START DATA IN THIS EXERCISE

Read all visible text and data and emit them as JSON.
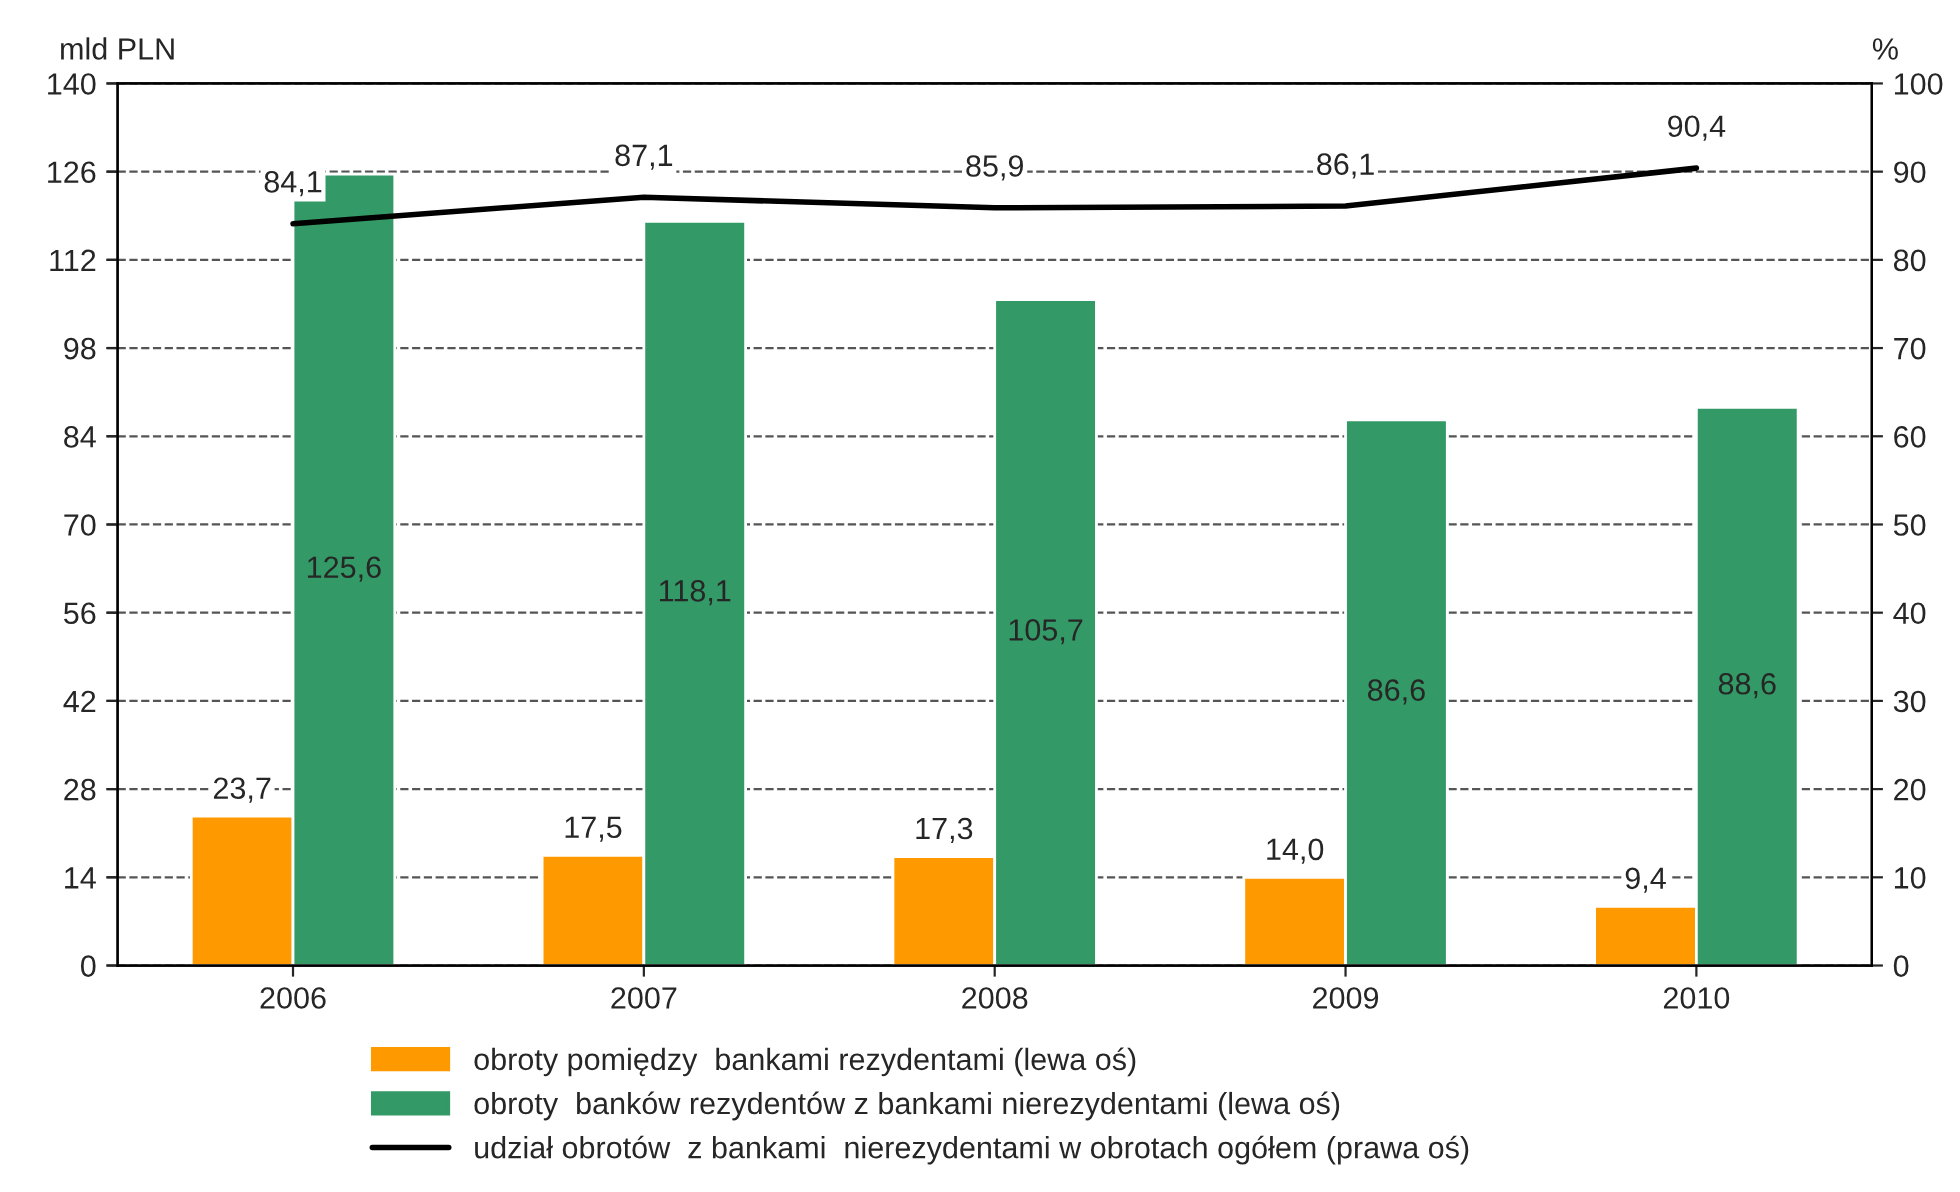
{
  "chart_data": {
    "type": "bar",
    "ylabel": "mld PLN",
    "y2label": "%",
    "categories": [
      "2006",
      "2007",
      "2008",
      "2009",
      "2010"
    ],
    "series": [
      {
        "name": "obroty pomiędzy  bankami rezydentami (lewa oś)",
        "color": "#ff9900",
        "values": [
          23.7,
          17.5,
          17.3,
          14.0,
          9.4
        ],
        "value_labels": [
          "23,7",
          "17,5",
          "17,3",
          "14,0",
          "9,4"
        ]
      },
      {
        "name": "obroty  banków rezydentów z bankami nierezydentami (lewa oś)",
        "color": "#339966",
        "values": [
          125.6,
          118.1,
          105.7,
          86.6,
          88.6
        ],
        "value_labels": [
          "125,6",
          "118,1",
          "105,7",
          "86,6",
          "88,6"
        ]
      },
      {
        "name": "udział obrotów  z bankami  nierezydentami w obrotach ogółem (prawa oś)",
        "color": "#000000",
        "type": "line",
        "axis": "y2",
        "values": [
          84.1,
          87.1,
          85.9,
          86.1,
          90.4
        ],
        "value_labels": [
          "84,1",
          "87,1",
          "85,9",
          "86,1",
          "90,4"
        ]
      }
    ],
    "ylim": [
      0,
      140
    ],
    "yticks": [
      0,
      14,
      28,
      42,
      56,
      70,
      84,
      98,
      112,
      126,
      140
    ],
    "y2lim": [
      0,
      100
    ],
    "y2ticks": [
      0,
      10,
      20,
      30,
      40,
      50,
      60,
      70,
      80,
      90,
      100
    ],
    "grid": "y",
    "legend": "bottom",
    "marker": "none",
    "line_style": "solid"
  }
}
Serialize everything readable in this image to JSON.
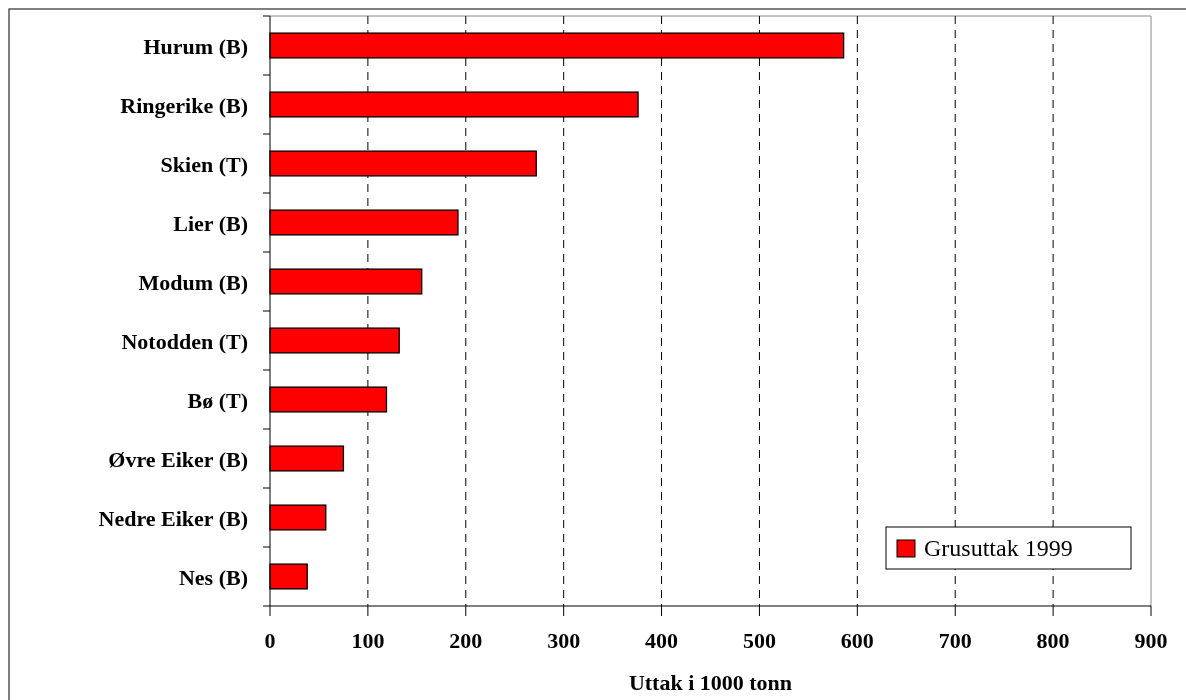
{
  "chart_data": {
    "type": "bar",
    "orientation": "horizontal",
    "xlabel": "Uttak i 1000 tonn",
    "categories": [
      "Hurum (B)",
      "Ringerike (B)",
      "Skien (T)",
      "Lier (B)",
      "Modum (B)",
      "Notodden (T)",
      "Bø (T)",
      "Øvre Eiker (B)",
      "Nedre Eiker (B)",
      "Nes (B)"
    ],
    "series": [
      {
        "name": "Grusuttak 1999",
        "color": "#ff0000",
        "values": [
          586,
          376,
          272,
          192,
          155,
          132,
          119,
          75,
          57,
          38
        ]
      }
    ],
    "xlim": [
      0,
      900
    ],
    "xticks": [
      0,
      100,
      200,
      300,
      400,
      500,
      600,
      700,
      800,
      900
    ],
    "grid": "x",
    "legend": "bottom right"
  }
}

END DATA IN THIS EXERCISE

OBJECTIVE. Pick out all lines containing the string "bankami".

IN RESPONSE.
        "name": "obroty pomiędzy  bankami rezydentami (lewa oś)",
        "name": "obroty  banków rezydentów z bankami nierezydentami (lewa oś)",
        "name": "udział obrotów  z bankami  nierezydentami w obrotach ogółem (prawa oś)",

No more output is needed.